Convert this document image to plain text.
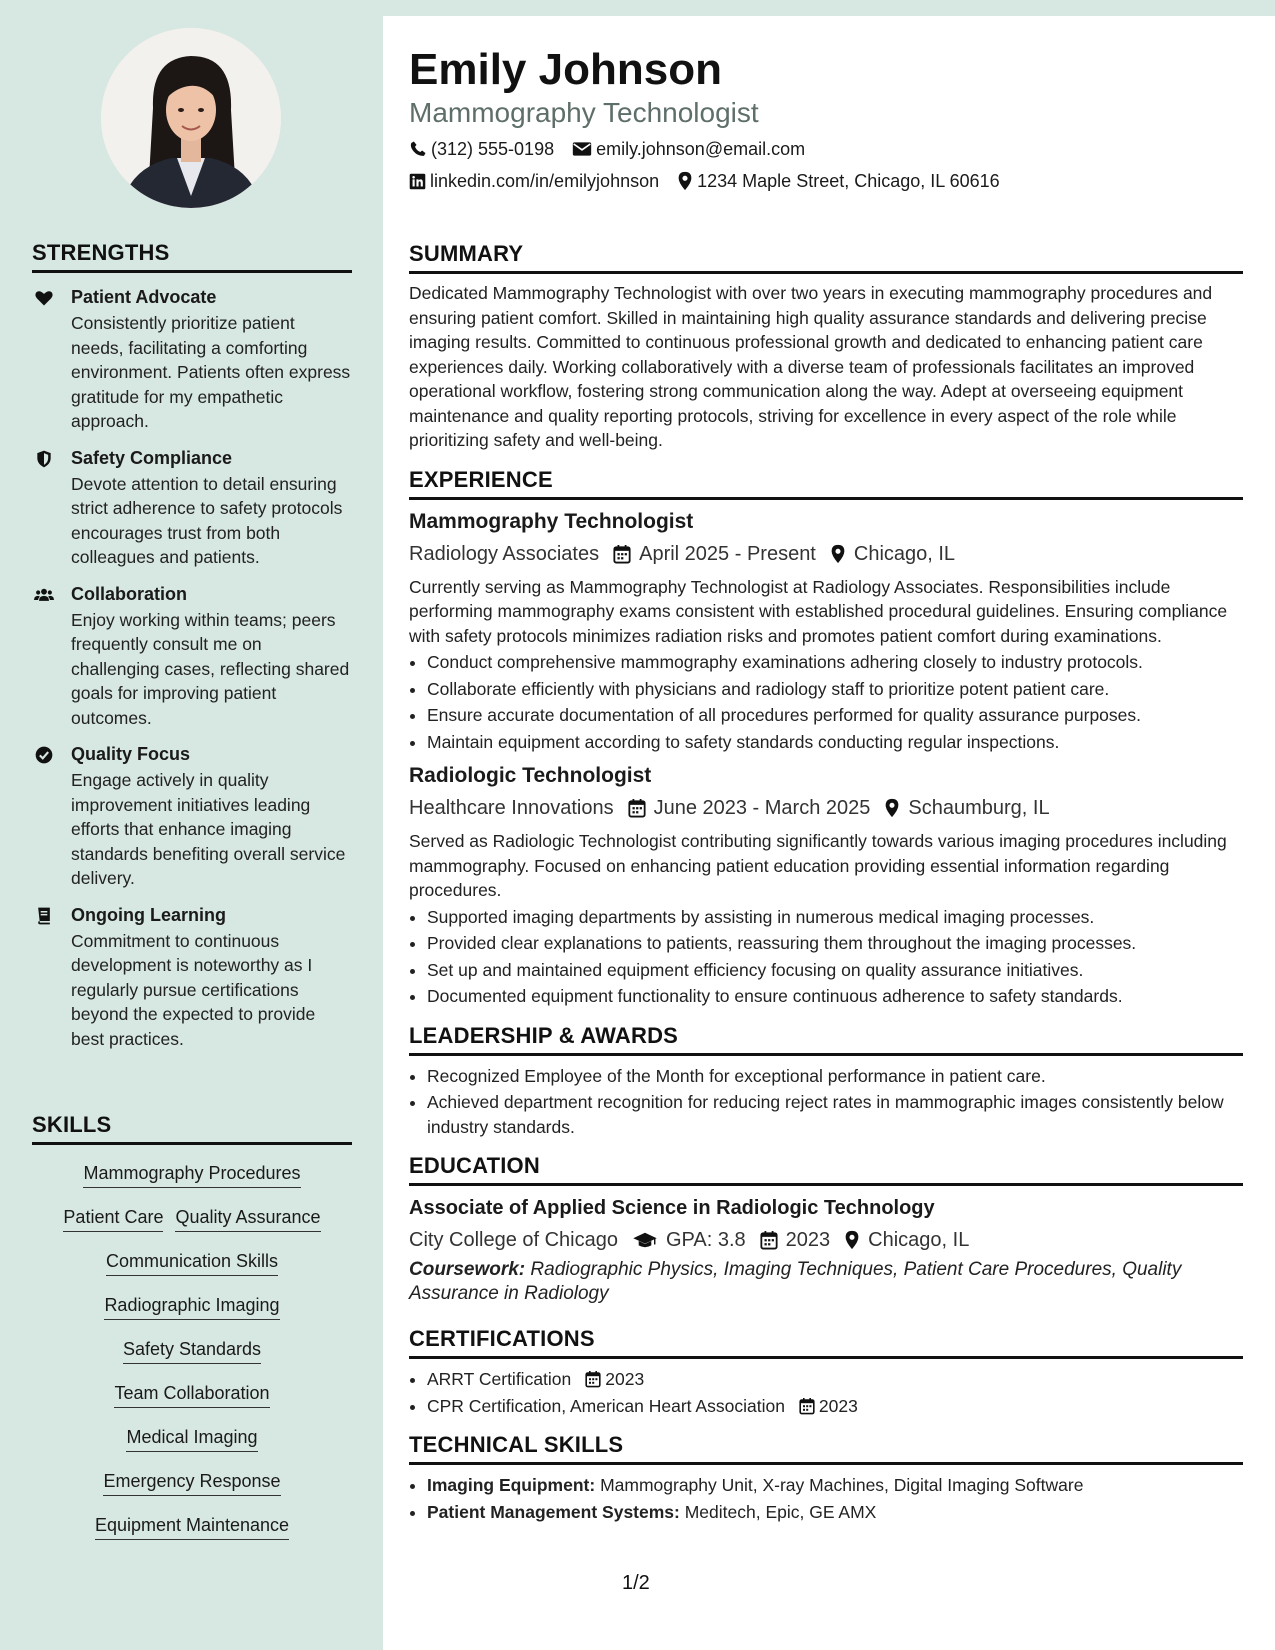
STRENGTHS
Patient Advocate
Consistently prioritize patient needs, facilitating a comforting environment. Patients often express gratitude for my empathetic approach.
Safety Compliance
Devote attention to detail ensuring strict adherence to safety protocols encourages trust from both colleagues and patients.
Collaboration
Enjoy working within teams; peers frequently consult me on challenging cases, reflecting shared goals for improving patient outcomes.
Quality Focus
Engage actively in quality improvement initiatives leading efforts that enhance imaging standards benefiting overall service delivery.
Ongoing Learning
Commitment to continuous development is noteworthy as I regularly pursue certifications beyond the expected to provide best practices.
SKILLS
Mammography Procedures
Patient Care Quality Assurance
Communication Skills
Radiographic Imaging
Safety Standards
Team Collaboration
Medical Imaging
Emergency Response
Equipment Maintenance
Emily Johnson
Mammography Technologist
(312) 555-0198 emily.johnson@email.com
linkedin.com/in/emilyjohnson 1234 Maple Street, Chicago, IL 60616
SUMMARY
Dedicated Mammography Technologist with over two years in executing mammography procedures and ensuring patient comfort. Skilled in maintaining high quality assurance standards and delivering precise imaging results. Committed to continuous professional growth and dedicated to enhancing patient care experiences daily. Working collaboratively with a diverse team of professionals facilitates an improved operational workflow, fostering strong communication along the way. Adept at overseeing equipment maintenance and quality reporting protocols, striving for excellence in every aspect of the role while prioritizing safety and well-being.
EXPERIENCE
Mammography Technologist
Radiology Associates April 2025 - Present Chicago, IL
Currently serving as Mammography Technologist at Radiology Associates. Responsibilities include performing mammography exams consistent with established procedural guidelines. Ensuring compliance with safety protocols minimizes radiation risks and promotes patient comfort during examinations.
• Conduct comprehensive mammography examinations adhering closely to industry protocols.
• Collaborate efficiently with physicians and radiology staff to prioritize potent patient care.
• Ensure accurate documentation of all procedures performed for quality assurance purposes.
• Maintain equipment according to safety standards conducting regular inspections.
Radiologic Technologist
Healthcare Innovations June 2023 - March 2025 Schaumburg, IL
Served as Radiologic Technologist contributing significantly towards various imaging procedures including mammography. Focused on enhancing patient education providing essential information regarding procedures.
• Supported imaging departments by assisting in numerous medical imaging processes.
• Provided clear explanations to patients, reassuring them throughout the imaging processes.
• Set up and maintained equipment efficiency focusing on quality assurance initiatives.
• Documented equipment functionality to ensure continuous adherence to safety standards.
LEADERSHIP & AWARDS
• Recognized Employee of the Month for exceptional performance in patient care.
• Achieved department recognition for reducing reject rates in mammographic images consistently below industry standards.
EDUCATION
Associate of Applied Science in Radiologic Technology
City College of Chicago GPA: 3.8 2023 Chicago, IL
Coursework: Radiographic Physics, Imaging Techniques, Patient Care Procedures, Quality Assurance in Radiology
CERTIFICATIONS
• ARRT Certification 2023
• CPR Certification, American Heart Association 2023
TECHNICAL SKILLS
• Imaging Equipment: Mammography Unit, X-ray Machines, Digital Imaging Software
• Patient Management Systems: Meditech, Epic, GE AMX
1/2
* * *
● Instructions for the task
In your copy, repeat each record exactly and include no pictures.

● Exercise solution
Convert this document image to plain text.
STRENGTHS
Patient Advocate
Consistently prioritize patient needs, facilitating a comforting environment. Patients often express gratitude for my empathetic approach.
Safety Compliance
Devote attention to detail ensuring strict adherence to safety protocols encourages trust from both colleagues and patients.
Collaboration
Enjoy working within teams; peers frequently consult me on challenging cases, reflecting shared goals for improving patient outcomes.
Quality Focus
Engage actively in quality improvement initiatives leading efforts that enhance imaging standards benefiting overall service delivery.
Ongoing Learning
Commitment to continuous development is noteworthy as I regularly pursue certifications beyond the expected to provide best practices.
SKILLS
Mammography Procedures
Patient Care Quality Assurance
Communication Skills
Radiographic Imaging
Safety Standards
Team Collaboration
Medical Imaging
Emergency Response
Equipment Maintenance
Emily Johnson
Mammography Technologist
(312) 555-0198 emily.johnson@email.com
linkedin.com/in/emilyjohnson 1234 Maple Street, Chicago, IL 60616
SUMMARY
Dedicated Mammography Technologist with over two years in executing mammography procedures and ensuring patient comfort. Skilled in maintaining high quality assurance standards and delivering precise imaging results. Committed to continuous professional growth and dedicated to enhancing patient care experiences daily. Working collaboratively with a diverse team of professionals facilitates an improved operational workflow, fostering strong communication along the way. Adept at overseeing equipment maintenance and quality reporting protocols, striving for excellence in every aspect of the role while prioritizing safety and well-being.
EXPERIENCE
Mammography Technologist
Radiology Associates April 2025 - Present Chicago, IL
Currently serving as Mammography Technologist at Radiology Associates. Responsibilities include performing mammography exams consistent with established procedural guidelines. Ensuring compliance with safety protocols minimizes radiation risks and promotes patient comfort during examinations.
• Conduct comprehensive mammography examinations adhering closely to industry protocols.
• Collaborate efficiently with physicians and radiology staff to prioritize potent patient care.
• Ensure accurate documentation of all procedures performed for quality assurance purposes.
• Maintain equipment according to safety standards conducting regular inspections.
Radiologic Technologist
Healthcare Innovations June 2023 - March 2025 Schaumburg, IL
Served as Radiologic Technologist contributing significantly towards various imaging procedures including mammography. Focused on enhancing patient education providing essential information regarding procedures.
• Supported imaging departments by assisting in numerous medical imaging processes.
• Provided clear explanations to patients, reassuring them throughout the imaging processes.
• Set up and maintained equipment efficiency focusing on quality assurance initiatives.
• Documented equipment functionality to ensure continuous adherence to safety standards.
LEADERSHIP & AWARDS
• Recognized Employee of the Month for exceptional performance in patient care.
• Achieved department recognition for reducing reject rates in mammographic images consistently below industry standards.
EDUCATION
Associate of Applied Science in Radiologic Technology
City College of Chicago GPA: 3.8 2023 Chicago, IL
Coursework: Radiographic Physics, Imaging Techniques, Patient Care Procedures, Quality Assurance in Radiology
CERTIFICATIONS
• ARRT Certification 2023
• CPR Certification, American Heart Association 2023
TECHNICAL SKILLS
• Imaging Equipment: Mammography Unit, X-ray Machines, Digital Imaging Software
• Patient Management Systems: Meditech, Epic, GE AMX
1/2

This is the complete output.